◆ INPUT ◆
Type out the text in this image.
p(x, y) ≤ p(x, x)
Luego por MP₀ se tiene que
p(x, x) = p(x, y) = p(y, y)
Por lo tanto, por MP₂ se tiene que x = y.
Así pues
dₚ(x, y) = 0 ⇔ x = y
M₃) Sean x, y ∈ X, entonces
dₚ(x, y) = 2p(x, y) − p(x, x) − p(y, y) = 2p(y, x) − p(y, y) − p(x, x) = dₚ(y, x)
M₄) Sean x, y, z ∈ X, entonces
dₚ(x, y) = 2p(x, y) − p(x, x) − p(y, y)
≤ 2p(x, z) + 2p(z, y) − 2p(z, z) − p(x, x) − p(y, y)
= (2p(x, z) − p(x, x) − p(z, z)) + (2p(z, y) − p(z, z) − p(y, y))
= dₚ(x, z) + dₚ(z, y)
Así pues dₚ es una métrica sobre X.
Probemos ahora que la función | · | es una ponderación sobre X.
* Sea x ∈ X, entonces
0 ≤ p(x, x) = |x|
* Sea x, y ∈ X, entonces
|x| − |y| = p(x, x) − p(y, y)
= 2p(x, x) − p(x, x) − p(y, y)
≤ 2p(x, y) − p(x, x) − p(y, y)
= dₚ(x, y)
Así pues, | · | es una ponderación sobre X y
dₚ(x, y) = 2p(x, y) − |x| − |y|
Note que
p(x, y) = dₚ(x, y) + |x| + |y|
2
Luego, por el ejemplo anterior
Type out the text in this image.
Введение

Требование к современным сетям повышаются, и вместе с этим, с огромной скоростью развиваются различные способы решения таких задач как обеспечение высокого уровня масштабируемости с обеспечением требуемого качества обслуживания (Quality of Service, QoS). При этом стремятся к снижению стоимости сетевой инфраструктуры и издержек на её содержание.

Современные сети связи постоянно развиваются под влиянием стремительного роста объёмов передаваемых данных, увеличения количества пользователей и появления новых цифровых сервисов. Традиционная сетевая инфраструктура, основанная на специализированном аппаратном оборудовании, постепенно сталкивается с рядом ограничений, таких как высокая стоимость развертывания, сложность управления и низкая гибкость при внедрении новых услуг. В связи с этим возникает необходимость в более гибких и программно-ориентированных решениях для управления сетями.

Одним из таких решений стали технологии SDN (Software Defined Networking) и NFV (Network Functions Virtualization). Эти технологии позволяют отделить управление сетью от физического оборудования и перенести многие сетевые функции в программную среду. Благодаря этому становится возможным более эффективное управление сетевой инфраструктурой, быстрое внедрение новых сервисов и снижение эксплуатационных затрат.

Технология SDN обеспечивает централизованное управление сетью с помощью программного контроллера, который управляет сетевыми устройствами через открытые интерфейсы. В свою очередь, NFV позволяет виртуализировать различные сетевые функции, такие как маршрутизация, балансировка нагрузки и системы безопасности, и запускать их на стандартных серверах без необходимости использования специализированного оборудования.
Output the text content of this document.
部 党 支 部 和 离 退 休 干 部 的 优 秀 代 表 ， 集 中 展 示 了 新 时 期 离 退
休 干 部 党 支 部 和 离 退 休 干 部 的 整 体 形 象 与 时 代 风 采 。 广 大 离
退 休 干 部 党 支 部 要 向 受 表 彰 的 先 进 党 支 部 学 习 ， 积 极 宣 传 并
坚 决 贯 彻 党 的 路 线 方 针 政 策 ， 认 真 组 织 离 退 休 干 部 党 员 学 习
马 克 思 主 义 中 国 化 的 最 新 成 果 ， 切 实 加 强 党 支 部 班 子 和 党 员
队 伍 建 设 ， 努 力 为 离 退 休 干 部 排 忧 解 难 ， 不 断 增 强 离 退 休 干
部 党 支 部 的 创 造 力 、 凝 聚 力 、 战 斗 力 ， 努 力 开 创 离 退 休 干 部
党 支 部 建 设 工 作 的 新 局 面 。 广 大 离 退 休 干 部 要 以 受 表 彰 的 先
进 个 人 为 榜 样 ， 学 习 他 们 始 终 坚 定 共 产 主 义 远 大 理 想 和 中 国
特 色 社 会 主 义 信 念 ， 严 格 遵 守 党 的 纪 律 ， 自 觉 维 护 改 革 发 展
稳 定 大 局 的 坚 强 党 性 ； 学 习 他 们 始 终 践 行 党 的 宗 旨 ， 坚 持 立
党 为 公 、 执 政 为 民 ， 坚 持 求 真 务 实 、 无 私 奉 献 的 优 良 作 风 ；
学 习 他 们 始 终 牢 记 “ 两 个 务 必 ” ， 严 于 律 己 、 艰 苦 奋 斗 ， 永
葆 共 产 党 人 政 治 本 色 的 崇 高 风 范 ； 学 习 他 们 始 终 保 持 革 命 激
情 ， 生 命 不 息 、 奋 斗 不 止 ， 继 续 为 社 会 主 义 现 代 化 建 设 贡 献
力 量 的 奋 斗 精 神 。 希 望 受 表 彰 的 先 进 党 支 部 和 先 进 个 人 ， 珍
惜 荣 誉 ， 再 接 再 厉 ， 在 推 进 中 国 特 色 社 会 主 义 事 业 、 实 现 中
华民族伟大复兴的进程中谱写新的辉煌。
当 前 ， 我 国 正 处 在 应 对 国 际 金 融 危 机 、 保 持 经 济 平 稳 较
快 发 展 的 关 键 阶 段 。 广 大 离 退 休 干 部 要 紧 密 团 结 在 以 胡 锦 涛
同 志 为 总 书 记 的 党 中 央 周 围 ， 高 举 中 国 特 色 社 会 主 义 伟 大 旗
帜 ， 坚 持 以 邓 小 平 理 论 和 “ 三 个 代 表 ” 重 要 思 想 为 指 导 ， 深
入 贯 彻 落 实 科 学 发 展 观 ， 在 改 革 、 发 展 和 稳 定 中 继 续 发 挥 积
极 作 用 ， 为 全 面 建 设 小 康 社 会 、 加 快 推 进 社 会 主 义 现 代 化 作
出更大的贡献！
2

◆ AIM ◆
Find all lines where the word "tiene" appears. Copy them.

◆ THE COMPLETED TASK ◆
Luego por MP₀ se tiene que
Por lo tanto, por MP₂ se tiene que x = y.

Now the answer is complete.